■ PROVIDED INFORMATION

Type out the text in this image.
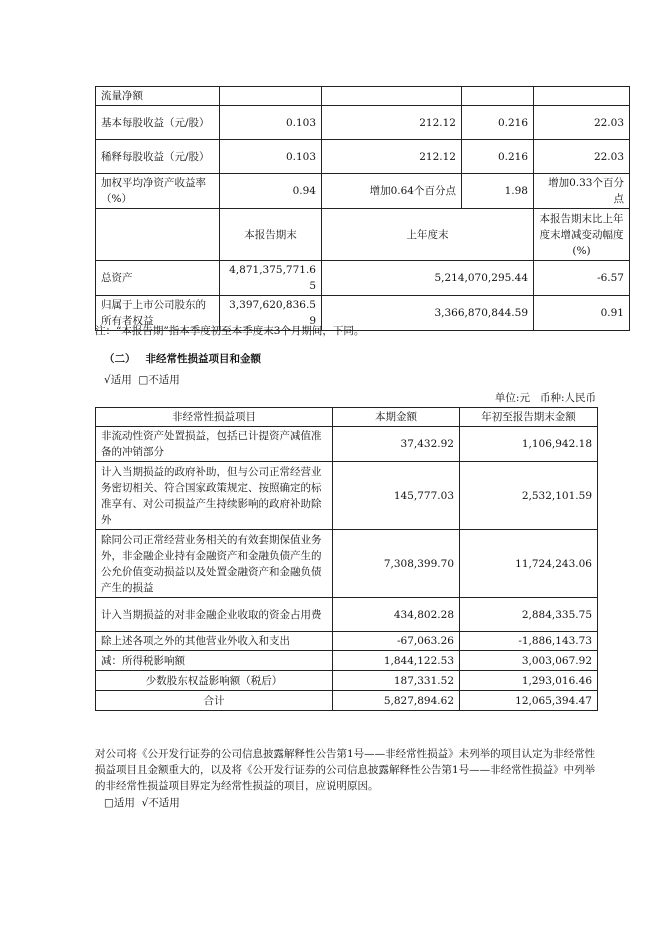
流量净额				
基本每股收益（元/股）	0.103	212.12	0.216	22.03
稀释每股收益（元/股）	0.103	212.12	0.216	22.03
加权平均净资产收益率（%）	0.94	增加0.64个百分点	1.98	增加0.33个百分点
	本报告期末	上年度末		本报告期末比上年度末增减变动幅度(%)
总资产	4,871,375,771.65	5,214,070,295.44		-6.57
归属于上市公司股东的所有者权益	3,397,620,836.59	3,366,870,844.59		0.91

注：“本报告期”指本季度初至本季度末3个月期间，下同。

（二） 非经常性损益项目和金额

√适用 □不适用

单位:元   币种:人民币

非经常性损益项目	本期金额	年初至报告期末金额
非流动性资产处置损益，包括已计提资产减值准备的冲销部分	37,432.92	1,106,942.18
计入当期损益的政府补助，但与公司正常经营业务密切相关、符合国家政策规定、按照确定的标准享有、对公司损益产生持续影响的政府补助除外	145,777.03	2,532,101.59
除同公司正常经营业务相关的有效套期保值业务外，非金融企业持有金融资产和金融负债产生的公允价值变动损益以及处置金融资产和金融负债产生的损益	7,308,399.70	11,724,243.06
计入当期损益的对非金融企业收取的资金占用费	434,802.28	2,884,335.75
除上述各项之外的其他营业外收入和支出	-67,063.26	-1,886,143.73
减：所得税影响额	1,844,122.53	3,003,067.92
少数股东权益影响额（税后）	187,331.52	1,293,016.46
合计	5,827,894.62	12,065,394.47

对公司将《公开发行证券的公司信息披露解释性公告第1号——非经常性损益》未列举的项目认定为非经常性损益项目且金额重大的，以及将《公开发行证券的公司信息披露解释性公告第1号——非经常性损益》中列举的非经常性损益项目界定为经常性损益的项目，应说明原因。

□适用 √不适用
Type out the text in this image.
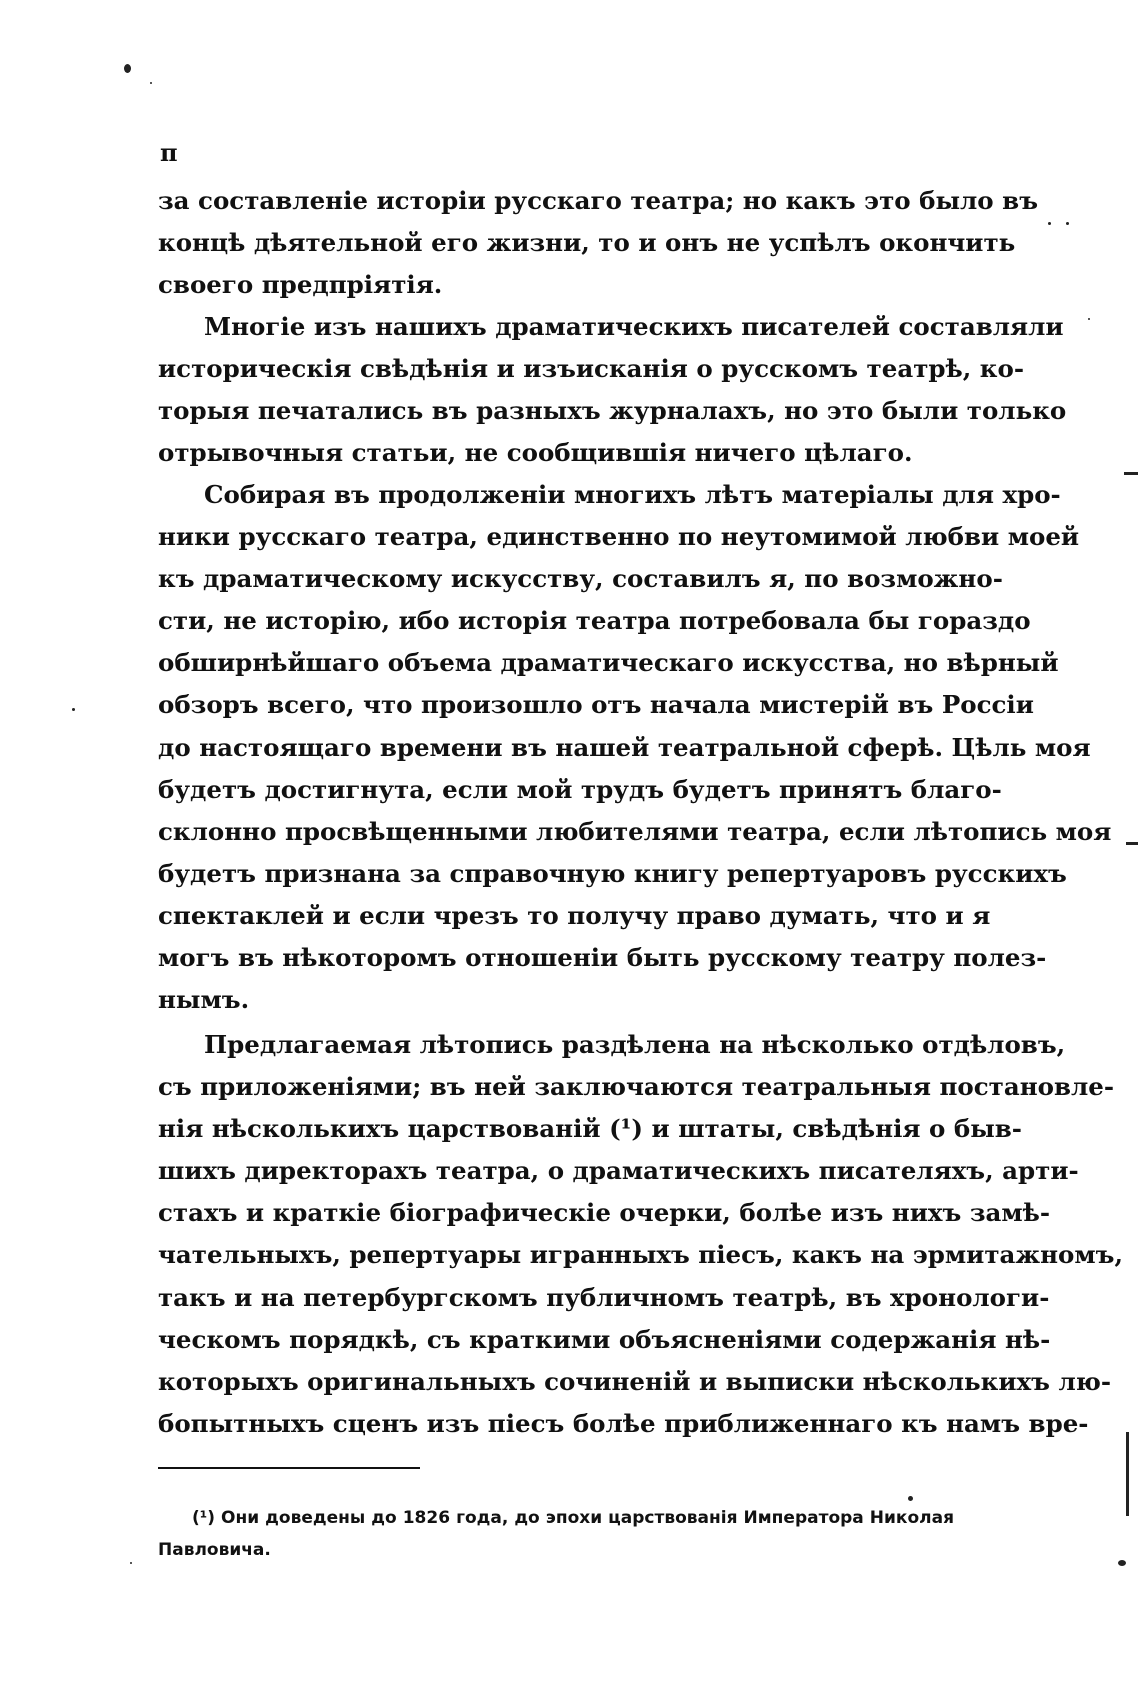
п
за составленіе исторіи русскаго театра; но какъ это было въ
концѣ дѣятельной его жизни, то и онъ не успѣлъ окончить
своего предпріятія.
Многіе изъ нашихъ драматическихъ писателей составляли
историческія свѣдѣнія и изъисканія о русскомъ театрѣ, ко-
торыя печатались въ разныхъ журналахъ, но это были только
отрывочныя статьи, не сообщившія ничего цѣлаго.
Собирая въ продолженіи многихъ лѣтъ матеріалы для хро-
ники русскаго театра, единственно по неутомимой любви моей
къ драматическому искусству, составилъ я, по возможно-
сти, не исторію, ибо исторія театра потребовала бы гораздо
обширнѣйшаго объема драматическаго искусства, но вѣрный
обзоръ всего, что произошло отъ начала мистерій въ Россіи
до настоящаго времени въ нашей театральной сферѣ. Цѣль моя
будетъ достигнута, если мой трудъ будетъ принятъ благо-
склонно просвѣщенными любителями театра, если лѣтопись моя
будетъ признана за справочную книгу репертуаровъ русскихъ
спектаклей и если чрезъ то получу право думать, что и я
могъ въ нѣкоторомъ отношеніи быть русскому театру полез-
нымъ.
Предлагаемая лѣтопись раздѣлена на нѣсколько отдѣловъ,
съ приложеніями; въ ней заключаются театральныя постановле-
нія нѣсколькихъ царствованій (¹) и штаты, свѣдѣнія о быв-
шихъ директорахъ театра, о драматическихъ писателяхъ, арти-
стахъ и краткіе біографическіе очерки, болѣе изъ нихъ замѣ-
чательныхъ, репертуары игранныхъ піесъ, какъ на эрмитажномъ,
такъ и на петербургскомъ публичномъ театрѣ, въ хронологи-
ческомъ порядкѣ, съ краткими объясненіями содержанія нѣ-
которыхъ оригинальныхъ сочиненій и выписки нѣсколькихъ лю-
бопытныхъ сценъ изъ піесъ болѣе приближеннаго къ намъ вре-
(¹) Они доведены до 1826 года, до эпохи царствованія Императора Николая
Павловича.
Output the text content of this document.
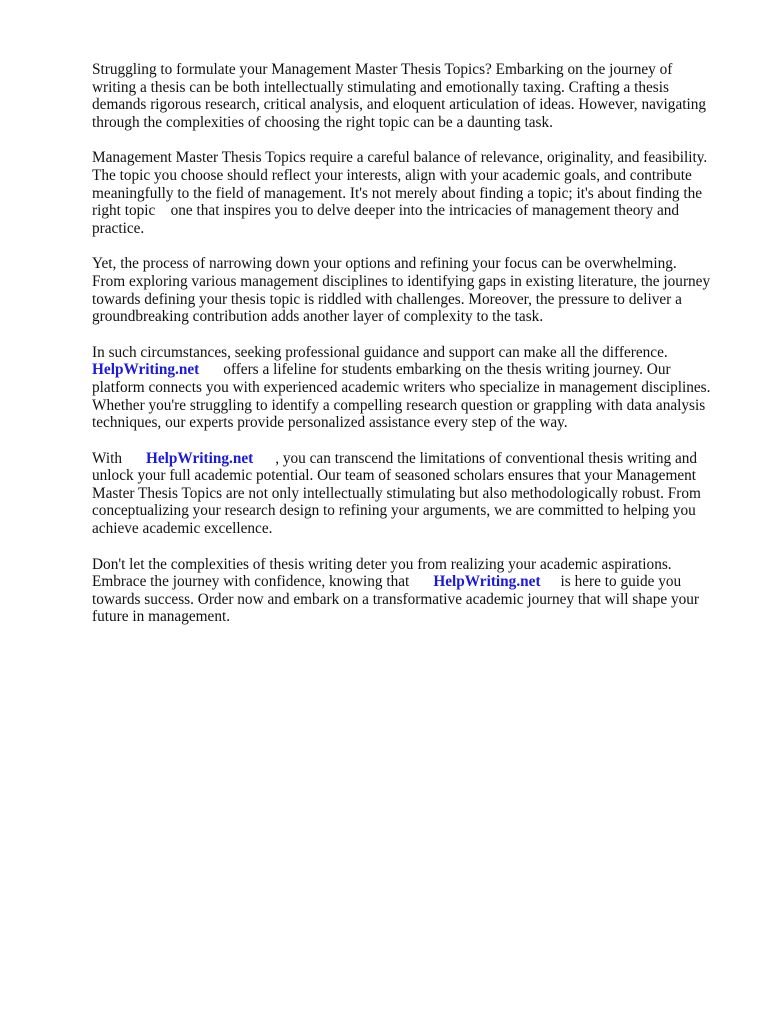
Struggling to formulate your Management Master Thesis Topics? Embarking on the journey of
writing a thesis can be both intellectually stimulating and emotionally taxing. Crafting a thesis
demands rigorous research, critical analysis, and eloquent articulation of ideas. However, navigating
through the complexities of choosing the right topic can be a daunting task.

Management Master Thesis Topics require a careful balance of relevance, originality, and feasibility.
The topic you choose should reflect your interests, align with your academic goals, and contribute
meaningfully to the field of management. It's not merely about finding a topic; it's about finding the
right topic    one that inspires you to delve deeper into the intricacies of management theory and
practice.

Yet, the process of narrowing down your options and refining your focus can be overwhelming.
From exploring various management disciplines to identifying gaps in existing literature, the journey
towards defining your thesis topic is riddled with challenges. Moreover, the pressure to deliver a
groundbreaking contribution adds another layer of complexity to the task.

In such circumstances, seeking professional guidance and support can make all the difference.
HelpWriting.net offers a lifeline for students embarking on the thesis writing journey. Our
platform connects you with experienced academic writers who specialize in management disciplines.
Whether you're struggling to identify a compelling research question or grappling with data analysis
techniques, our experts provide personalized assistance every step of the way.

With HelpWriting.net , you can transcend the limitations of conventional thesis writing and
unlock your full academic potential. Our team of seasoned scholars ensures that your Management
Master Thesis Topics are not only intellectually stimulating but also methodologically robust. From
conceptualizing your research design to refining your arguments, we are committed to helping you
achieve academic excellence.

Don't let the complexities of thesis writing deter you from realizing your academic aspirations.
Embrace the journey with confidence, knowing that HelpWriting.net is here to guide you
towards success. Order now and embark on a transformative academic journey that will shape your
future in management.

■ EXERCISE TASK
Look above for every line with the word "disciplines" and copy it.

■ ANSWER TO THIS TASK
From exploring various management disciplines to identifying gaps in existing literature, the journey
platform connects you with experienced academic writers who specialize in management disciplines.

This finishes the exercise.